→ Directive:
Write out the entries below once more, exactly, with the pictures left out.

───

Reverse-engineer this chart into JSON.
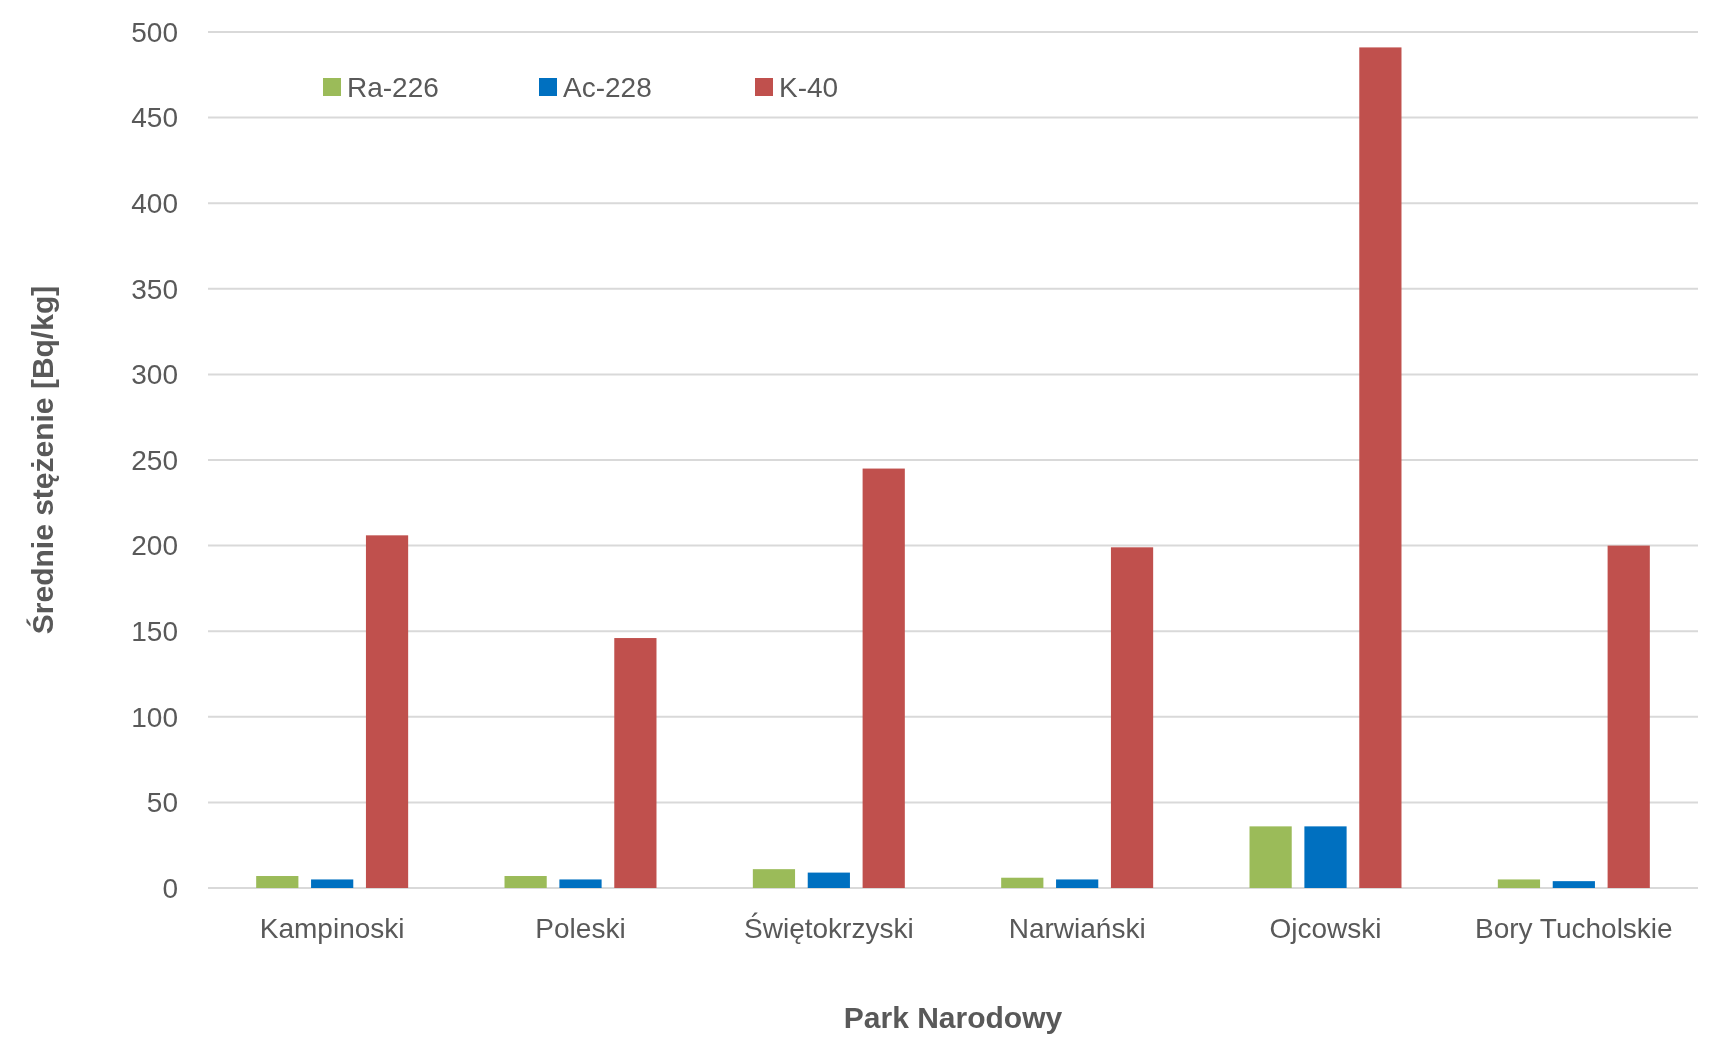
{
  "chart_data": {
    "type": "bar",
    "xlabel": "Park Narodowy",
    "ylabel": "Średnie stężenie [Bq/kg]",
    "categories": [
      "Kampinoski",
      "Poleski",
      "Świętokrzyski",
      "Narwiański",
      "Ojcowski",
      "Bory Tucholskie"
    ],
    "series": [
      {
        "name": "Ra-226",
        "color": "#9bbb59",
        "values": [
          7,
          7,
          11,
          6,
          36,
          5
        ]
      },
      {
        "name": "Ac-228",
        "color": "#0070c0",
        "values": [
          5,
          5,
          9,
          5,
          36,
          4
        ]
      },
      {
        "name": "K-40",
        "color": "#c0504d",
        "values": [
          206,
          146,
          245,
          199,
          491,
          200
        ]
      }
    ],
    "ylim": [
      0,
      500
    ],
    "yticks": [
      0,
      50,
      100,
      150,
      200,
      250,
      300,
      350,
      400,
      450,
      500
    ],
    "grid": "y",
    "legend": "top left"
  }
}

───

→ Worked answer:
Reverse-engineer this chart into JSON.
{
  "chart_data": {
    "type": "bar",
    "xlabel": "Park Narodowy",
    "ylabel": "Średnie stężenie [Bq/kg]",
    "categories": [
      "Kampinoski",
      "Poleski",
      "Świętokrzyski",
      "Narwiański",
      "Ojcowski",
      "Bory Tucholskie"
    ],
    "series": [
      {
        "name": "Ra-226",
        "color": "#9bbb59",
        "values": [
          7,
          7,
          11,
          6,
          36,
          5
        ]
      },
      {
        "name": "Ac-228",
        "color": "#0070c0",
        "values": [
          5,
          5,
          9,
          5,
          36,
          4
        ]
      },
      {
        "name": "K-40",
        "color": "#c0504d",
        "values": [
          206,
          146,
          245,
          199,
          491,
          200
        ]
      }
    ],
    "ylim": [
      0,
      500
    ],
    "yticks": [
      0,
      50,
      100,
      150,
      200,
      250,
      300,
      350,
      400,
      450,
      500
    ],
    "grid": "y",
    "legend": "top left"
  }
}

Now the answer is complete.